Your task
Return all of the data exactly, with nothing left out but the pictures.

Raw records
--- --- ---

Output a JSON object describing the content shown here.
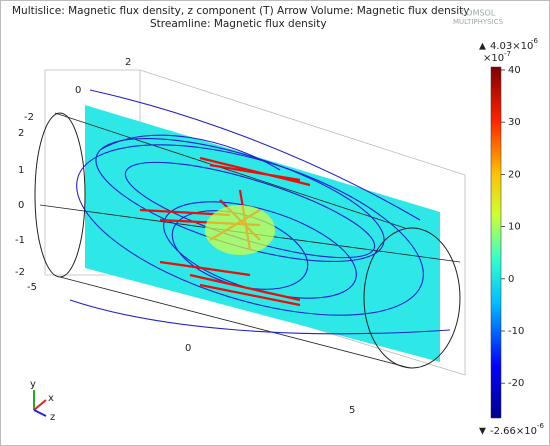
{
  "header": {
    "line1": "Multislice: Magnetic flux density, z component (T)  Arrow Volume: Magnetic flux density",
    "line2": "Streamline: Magnetic flux density"
  },
  "logo": {
    "line1": "COMSOL",
    "line2": "MULTIPHYSICS"
  },
  "colorbar": {
    "max_mark": "▲",
    "max_mantissa": "4.03×10",
    "max_exponent": "-6",
    "scale_mantissa": "×10",
    "scale_exponent": "-7",
    "ticks": [
      40,
      30,
      20,
      10,
      0,
      -10,
      -20
    ],
    "min_mark": "▼",
    "min_mantissa": "-2.66×10",
    "min_exponent": "-6"
  },
  "axes": {
    "depth_ticks": [
      "2",
      "0",
      "-2"
    ],
    "vertical_ticks": [
      "2",
      "1",
      "0",
      "-1",
      "-2"
    ],
    "length_ticks": [
      "-5",
      "0",
      "5"
    ],
    "triad": [
      "y",
      "x",
      "z"
    ]
  }
}
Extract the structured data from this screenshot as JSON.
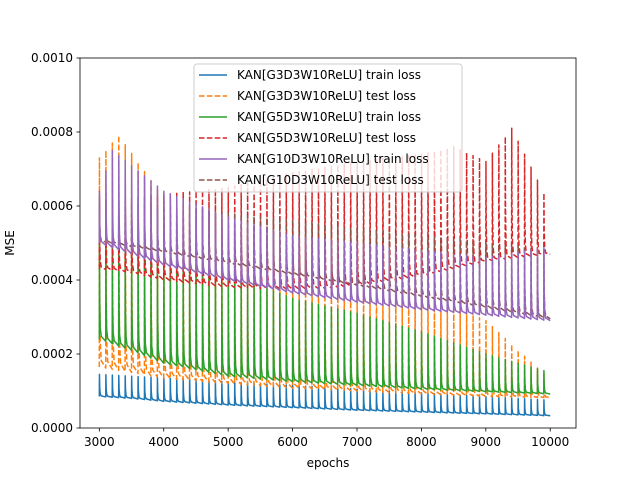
{
  "chart_data": {
    "type": "line",
    "xlabel": "epochs",
    "ylabel": "MSE",
    "xlim": [
      2700,
      10400
    ],
    "ylim": [
      0,
      0.001
    ],
    "x_ticks": [
      3000,
      4000,
      5000,
      6000,
      7000,
      8000,
      9000,
      10000
    ],
    "x_tick_labels": [
      "3000",
      "4000",
      "5000",
      "6000",
      "7000",
      "8000",
      "9000",
      "10000"
    ],
    "y_ticks": [
      0,
      0.0002,
      0.0004,
      0.0006,
      0.0008,
      0.001
    ],
    "y_tick_labels": [
      "0.0000",
      "0.0002",
      "0.0004",
      "0.0006",
      "0.0008",
      "0.0010"
    ],
    "grid": false,
    "legend_position": "top-center",
    "x_range": [
      3000,
      10000
    ],
    "spike_period_epochs": 100,
    "series": [
      {
        "name": "KAN[G3D3W10ReLU] train loss",
        "color": "#1f77b4",
        "dash": "solid",
        "baseline": {
          "x": [
            3000,
            3500,
            4000,
            5000,
            6000,
            7000,
            8000,
            9000,
            10000
          ],
          "y": [
            8.5e-05,
            8e-05,
            7.2e-05,
            6.2e-05,
            5.5e-05,
            4.8e-05,
            4.3e-05,
            3.8e-05,
            3.3e-05
          ]
        },
        "spike_peak": {
          "x": [
            3000,
            4000,
            6000,
            8000,
            10000
          ],
          "y": [
            0.000145,
            0.000135,
            0.000115,
            9.5e-05,
            7.5e-05
          ]
        }
      },
      {
        "name": "KAN[G3D3W10ReLU] test loss",
        "color": "#ff7f0e",
        "dash": "dashed",
        "baseline": {
          "x": [
            3000,
            3500,
            4000,
            5000,
            6000,
            7000,
            8000,
            9000,
            10000
          ],
          "y": [
            0.000165,
            0.00015,
            0.000135,
            0.00012,
            0.000108,
            0.0001,
            9.2e-05,
            8.5e-05,
            8.2e-05
          ]
        },
        "spike_peak": {
          "x": [
            3000,
            3300,
            4000,
            5000,
            6000,
            7000,
            8000,
            9000,
            10000
          ],
          "y": [
            0.00073,
            0.00079,
            0.00062,
            0.00057,
            0.00047,
            0.0004,
            0.00037,
            0.00029,
            0.00013
          ]
        }
      },
      {
        "name": "KAN[G5D3W10ReLU] train loss",
        "color": "#2ca02c",
        "dash": "solid",
        "baseline": {
          "x": [
            3000,
            3500,
            4000,
            5000,
            6000,
            7000,
            8000,
            9000,
            10000
          ],
          "y": [
            0.00024,
            0.00021,
            0.000175,
            0.00014,
            0.000125,
            0.000115,
            0.000105,
            9.8e-05,
            9.2e-05
          ]
        },
        "spike_peak": {
          "x": [
            3000,
            4000,
            5000,
            6000,
            7000,
            8000,
            9000,
            10000
          ],
          "y": [
            0.0005,
            0.00045,
            0.00042,
            0.00035,
            0.00031,
            0.00026,
            0.0002,
            0.00015
          ]
        }
      },
      {
        "name": "KAN[G5D3W10ReLU] test loss",
        "color": "#d62728",
        "dash": "dashed",
        "baseline": {
          "x": [
            3000,
            3500,
            4000,
            5000,
            6000,
            6500,
            7000,
            8000,
            9000,
            10000
          ],
          "y": [
            0.00043,
            0.00042,
            0.0004,
            0.00038,
            0.000375,
            0.000377,
            0.000385,
            0.00041,
            0.00045,
            0.00047
          ]
        },
        "spike_peak": {
          "x": [
            3000,
            4000,
            5000,
            6000,
            7000,
            8000,
            8500,
            9000,
            9400,
            10000
          ],
          "y": [
            0.00061,
            0.00063,
            0.00065,
            0.00069,
            0.00072,
            0.00074,
            0.00076,
            0.00072,
            0.00081,
            0.0006
          ]
        }
      },
      {
        "name": "KAN[G10D3W10ReLU] train loss",
        "color": "#9467bd",
        "dash": "solid",
        "baseline": {
          "x": [
            3000,
            3500,
            4000,
            5000,
            6000,
            7000,
            8000,
            9000,
            10000
          ],
          "y": [
            0.0005,
            0.00047,
            0.00044,
            0.0004,
            0.000365,
            0.00034,
            0.00032,
            0.000305,
            0.00029
          ]
        },
        "spike_peak": {
          "x": [
            3000,
            3200,
            4000,
            5000,
            6000,
            7000,
            8000,
            9000,
            10000
          ],
          "y": [
            0.00064,
            0.00075,
            0.00064,
            0.00057,
            0.00052,
            0.0005,
            0.00048,
            0.00046,
            0.00049
          ]
        }
      },
      {
        "name": "KAN[G10D3W10ReLU] test loss",
        "color": "#8c564b",
        "dash": "dashed",
        "baseline": {
          "x": [
            3000,
            10000
          ],
          "y": [
            0.000505,
            0.000295
          ]
        },
        "spike_peak": {
          "x": [
            3000,
            10000
          ],
          "y": [
            0.00062,
            0.00048
          ]
        }
      }
    ]
  }
}
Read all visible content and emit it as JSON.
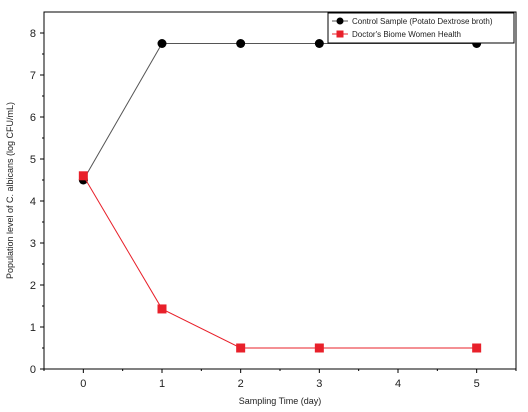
{
  "chart_data": {
    "type": "line",
    "title": "",
    "xlabel": "Sampling Time (day)",
    "ylabel": "Population level of C. albicans (log CFU/mL)",
    "xlim": [
      -0.5,
      5.5
    ],
    "ylim": [
      0,
      8.5
    ],
    "xticks": [
      0,
      1,
      2,
      3,
      4,
      5
    ],
    "yticks": [
      0,
      1,
      2,
      3,
      4,
      5,
      6,
      7,
      8
    ],
    "grid": false,
    "legend_position": "top-right",
    "series": [
      {
        "name": "Control Sample (Potato Dextrose broth)",
        "color": "#000000",
        "line_color": "#555555",
        "marker": "circle",
        "x": [
          0,
          1,
          2,
          3,
          5
        ],
        "y": [
          4.5,
          7.75,
          7.75,
          7.75,
          7.75
        ]
      },
      {
        "name": "Doctor's Biome Women Health",
        "color": "#e8202a",
        "line_color": "#e8202a",
        "marker": "square",
        "x": [
          0,
          1,
          2,
          3,
          5
        ],
        "y": [
          4.6,
          1.43,
          0.5,
          0.5,
          0.5
        ]
      }
    ]
  }
}
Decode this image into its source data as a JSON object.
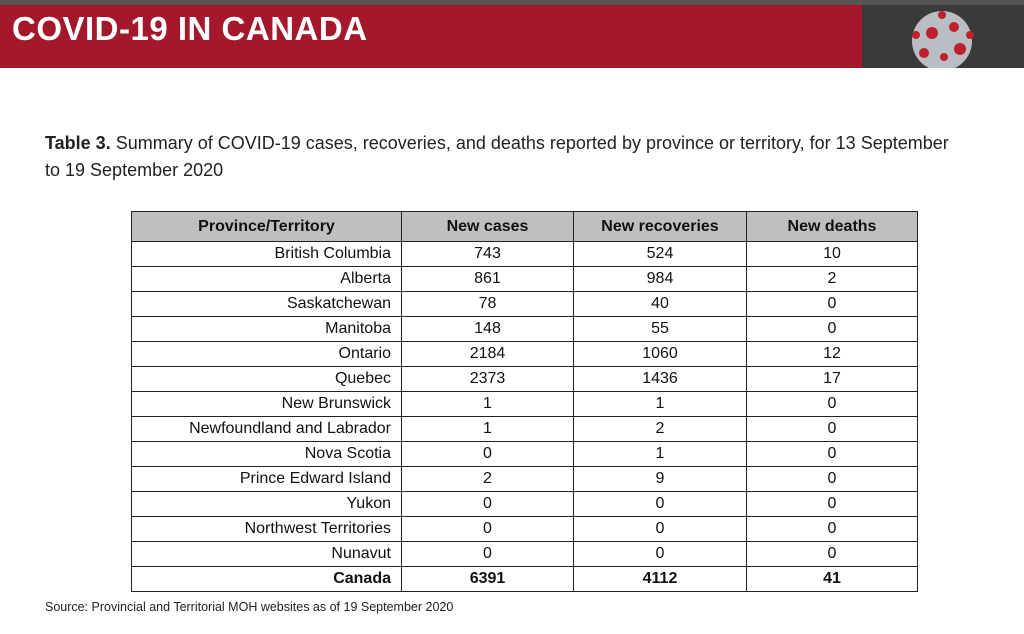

--- --- ---

Response to the exercise
Output a JSON object describing the content shown here.
{
  "header": {
    "line1": "Multislice: Magnetic flux density, z component (T)  Arrow Volume: Magnetic flux density",
    "line2": "Streamline: Magnetic flux density"
  },
  "logo": {
    "line1": "COMSOL",
    "line2": "MULTIPHYSICS"
  },
  "colorbar": {
    "max_mark": "▲",
    "max_mantissa": "4.03×10",
    "max_exponent": "-6",
    "scale_mantissa": "×10",
    "scale_exponent": "-7",
    "ticks": [
      40,
      30,
      20,
      10,
      0,
      -10,
      -20
    ],
    "min_mark": "▼",
    "min_mantissa": "-2.66×10",
    "min_exponent": "-6"
  },
  "axes": {
    "depth_ticks": [
      "2",
      "0",
      "-2"
    ],
    "vertical_ticks": [
      "2",
      "1",
      "0",
      "-1",
      "-2"
    ],
    "length_ticks": [
      "-5",
      "0",
      "5"
    ],
    "triad": [
      "y",
      "x",
      "z"
    ]
  }
}
Extract the structured data from this screenshot as JSON.
{
  "chart_data": {
    "type": "line",
    "xlabel": "epochs",
    "ylabel": "MSE",
    "xlim": [
      2700,
      10400
    ],
    "ylim": [
      0,
      0.001
    ],
    "x_ticks": [
      3000,
      4000,
      5000,
      6000,
      7000,
      8000,
      9000,
      10000
    ],
    "x_tick_labels": [
      "3000",
      "4000",
      "5000",
      "6000",
      "7000",
      "8000",
      "9000",
      "10000"
    ],
    "y_ticks": [
      0,
      0.0002,
      0.0004,
      0.0006,
      0.0008,
      0.001
    ],
    "y_tick_labels": [
      "0.0000",
      "0.0002",
      "0.0004",
      "0.0006",
      "0.0008",
      "0.0010"
    ],
    "grid": false,
    "legend_position": "top-center",
    "x_range": [
      3000,
      10000
    ],
    "spike_period_epochs": 100,
    "series": [
      {
        "name": "KAN[G3D3W10ReLU] train loss",
        "color": "#1f77b4",
        "dash": "solid",
        "baseline": {
          "x": [
            3000,
            3500,
            4000,
            5000,
            6000,
            7000,
            8000,
            9000,
            10000
          ],
          "y": [
            8.5e-05,
            8e-05,
            7.2e-05,
            6.2e-05,
            5.5e-05,
            4.8e-05,
            4.3e-05,
            3.8e-05,
            3.3e-05
          ]
        },
        "spike_peak": {
          "x": [
            3000,
            4000,
            6000,
            8000,
            10000
          ],
          "y": [
            0.000145,
            0.000135,
            0.000115,
            9.5e-05,
            7.5e-05
          ]
        }
      },
      {
        "name": "KAN[G3D3W10ReLU] test loss",
        "color": "#ff7f0e",
        "dash": "dashed",
        "baseline": {
          "x": [
            3000,
            3500,
            4000,
            5000,
            6000,
            7000,
            8000,
            9000,
            10000
          ],
          "y": [
            0.000165,
            0.00015,
            0.000135,
            0.00012,
            0.000108,
            0.0001,
            9.2e-05,
            8.5e-05,
            8.2e-05
          ]
        },
        "spike_peak": {
          "x": [
            3000,
            3300,
            4000,
            5000,
            6000,
            7000,
            8000,
            9000,
            10000
          ],
          "y": [
            0.00073,
            0.00079,
            0.00062,
            0.00057,
            0.00047,
            0.0004,
            0.00037,
            0.00029,
            0.00013
          ]
        }
      },
      {
        "name": "KAN[G5D3W10ReLU] train loss",
        "color": "#2ca02c",
        "dash": "solid",
        "baseline": {
          "x": [
            3000,
            3500,
            4000,
            5000,
            6000,
            7000,
            8000,
            9000,
            10000
          ],
          "y": [
            0.00024,
            0.00021,
            0.000175,
            0.00014,
            0.000125,
            0.000115,
            0.000105,
            9.8e-05,
            9.2e-05
          ]
        },
        "spike_peak": {
          "x": [
            3000,
            4000,
            5000,
            6000,
            7000,
            8000,
            9000,
            10000
          ],
          "y": [
            0.0005,
            0.00045,
            0.00042,
            0.00035,
            0.00031,
            0.00026,
            0.0002,
            0.00015
          ]
        }
      },
      {
        "name": "KAN[G5D3W10ReLU] test loss",
        "color": "#d62728",
        "dash": "dashed",
        "baseline": {
          "x": [
            3000,
            3500,
            4000,
            5000,
            6000,
            6500,
            7000,
            8000,
            9000,
            10000
          ],
          "y": [
            0.00043,
            0.00042,
            0.0004,
            0.00038,
            0.000375,
            0.000377,
            0.000385,
            0.00041,
            0.00045,
            0.00047
          ]
        },
        "spike_peak": {
          "x": [
            3000,
            4000,
            5000,
            6000,
            7000,
            8000,
            8500,
            9000,
            9400,
            10000
          ],
          "y": [
            0.00061,
            0.00063,
            0.00065,
            0.00069,
            0.00072,
            0.00074,
            0.00076,
            0.00072,
            0.00081,
            0.0006
          ]
        }
      },
      {
        "name": "KAN[G10D3W10ReLU] train loss",
        "color": "#9467bd",
        "dash": "solid",
        "baseline": {
          "x": [
            3000,
            3500,
            4000,
            5000,
            6000,
            7000,
            8000,
            9000,
            10000
          ],
          "y": [
            0.0005,
            0.00047,
            0.00044,
            0.0004,
            0.000365,
            0.00034,
            0.00032,
            0.000305,
            0.00029
          ]
        },
        "spike_peak": {
          "x": [
            3000,
            3200,
            4000,
            5000,
            6000,
            7000,
            8000,
            9000,
            10000
          ],
          "y": [
            0.00064,
            0.00075,
            0.00064,
            0.00057,
            0.00052,
            0.0005,
            0.00048,
            0.00046,
            0.00049
          ]
        }
      },
      {
        "name": "KAN[G10D3W10ReLU] test loss",
        "color": "#8c564b",
        "dash": "dashed",
        "baseline": {
          "x": [
            3000,
            10000
          ],
          "y": [
            0.000505,
            0.000295
          ]
        },
        "spike_peak": {
          "x": [
            3000,
            10000
          ],
          "y": [
            0.00062,
            0.00048
          ]
        }
      }
    ]
  }
}
Read all visible content and emit it as JSON.
{
  "chart_data": {
    "type": "line",
    "title": "",
    "xlabel": "Sampling Time (day)",
    "ylabel": "Population level of C. albicans (log CFU/mL)",
    "xlim": [
      -0.5,
      5.5
    ],
    "ylim": [
      0,
      8.5
    ],
    "xticks": [
      0,
      1,
      2,
      3,
      4,
      5
    ],
    "yticks": [
      0,
      1,
      2,
      3,
      4,
      5,
      6,
      7,
      8
    ],
    "grid": false,
    "legend_position": "top-right",
    "series": [
      {
        "name": "Control Sample (Potato Dextrose broth)",
        "color": "#000000",
        "line_color": "#555555",
        "marker": "circle",
        "x": [
          0,
          1,
          2,
          3,
          5
        ],
        "y": [
          4.5,
          7.75,
          7.75,
          7.75,
          7.75
        ]
      },
      {
        "name": "Doctor's Biome Women Health",
        "color": "#e8202a",
        "line_color": "#e8202a",
        "marker": "square",
        "x": [
          0,
          1,
          2,
          3,
          5
        ],
        "y": [
          4.6,
          1.43,
          0.5,
          0.5,
          0.5
        ]
      }
    ]
  }
}
Decode this image into its source data as a JSON object.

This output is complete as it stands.